_Data for processing_
------------------------------------

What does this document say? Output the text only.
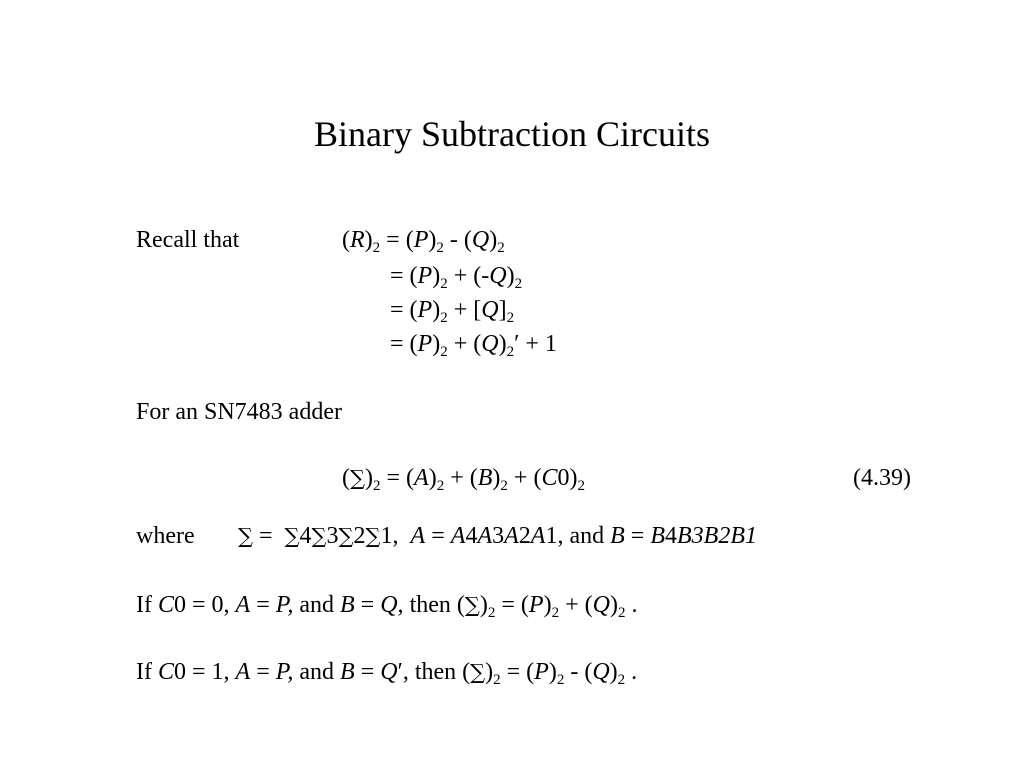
Binary Subtraction Circuits
Recall that	$(R)_2 = (P)_2 - (Q)_2$
= $(P)_2 + (-Q)_2$
= $(P)_2 + [Q]_2$
= $(P)_2 + (Q)_2' + 1$
For an SN7483 adder
$(\sum)_2 = (A)_2 + (B)_2 + (C0)_2$	(4.39)
where ∑ =  ∑4∑3∑2∑1,  A = A4A3A2A1, and B = B4B3B2B1
If C0 = 0, A = P, and B = Q, then $(\sum)_2 = (P)_2 + (Q)_2$ .
If C0 = 1, A = P, and B = Q′, then $(\sum)_2 = (P)_2 - (Q)_2$ .
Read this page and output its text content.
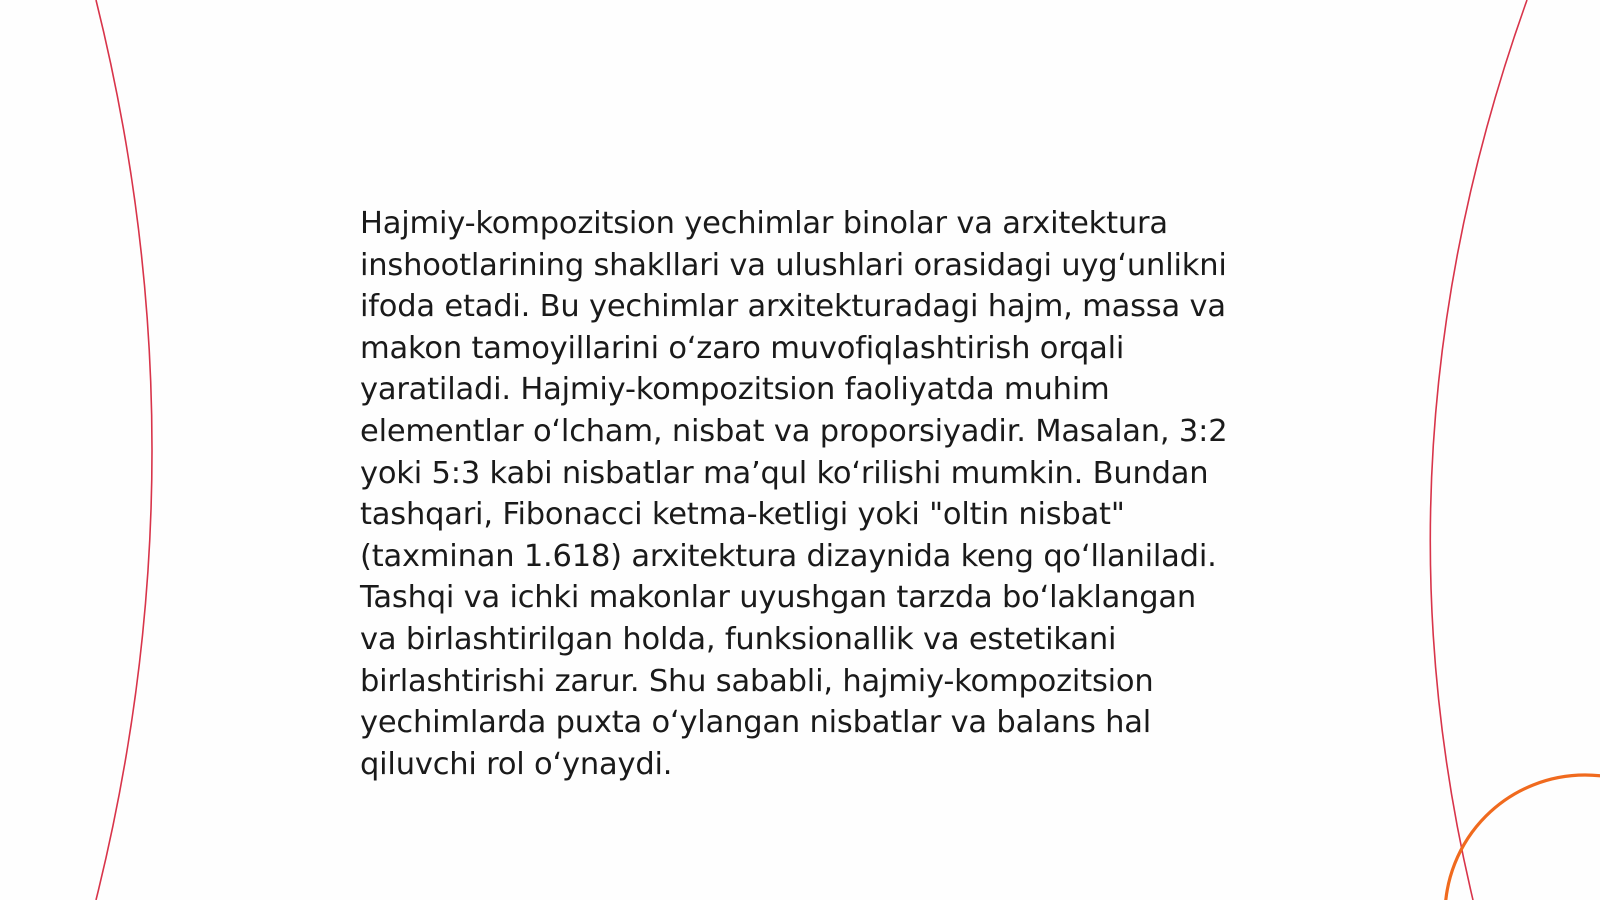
Hajmiy-kompozitsion yechimlar binolar va arxitektura inshootlarining shakllari va ulushlari orasidagi uyg‘unlikni ifoda etadi. Bu yechimlar arxitekturadagi hajm, massa va makon tamoyillarini o‘zaro muvofiqlashtirish orqali yaratiladi. Hajmiy-kompozitsion faoliyatda muhim elementlar o‘lcham, nisbat va proporsiyadir. Masalan, 3:2 yoki 5:3 kabi nisbatlar ma’qul ko‘rilishi mumkin. Bundan tashqari, Fibonacci ketma-ketligi yoki "oltin nisbat" (taxminan 1.618) arxitektura dizaynida keng qo‘llaniladi. Tashqi va ichki makonlar uyushgan tarzda bo‘laklangan va birlashtirilgan holda, funksionallik va estetikani birlashtirishi zarur. Shu sababli, hajmiy-kompozitsion yechimlarda puxta o‘ylangan nisbatlar va balans hal qiluvchi rol o‘ynaydi.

------------------------------------

_Stated problem_
The line that contains "Read this page and output its text content." opens the part to copy, and the last line of the records closes it; set down those lines exactly, pictures excluded.

_Exercise answer_
Read this page and output its text content.
Hajmiy-kompozitsion yechimlar binolar va arxitektura inshootlarining shakllari va ulushlari orasidagi uyg‘unlikni ifoda etadi. Bu yechimlar arxitekturadagi hajm, massa va makon tamoyillarini o‘zaro muvofiqlashtirish orqali yaratiladi. Hajmiy-kompozitsion faoliyatda muhim elementlar o‘lcham, nisbat va proporsiyadir. Masalan, 3:2 yoki 5:3 kabi nisbatlar ma’qul ko‘rilishi mumkin. Bundan tashqari, Fibonacci ketma-ketligi yoki "oltin nisbat" (taxminan 1.618) arxitektura dizaynida keng qo‘llaniladi. Tashqi va ichki makonlar uyushgan tarzda bo‘laklangan va birlashtirilgan holda, funksionallik va estetikani birlashtirishi zarur. Shu sababli, hajmiy-kompozitsion yechimlarda puxta o‘ylangan nisbatlar va balans hal qiluvchi rol o‘ynaydi.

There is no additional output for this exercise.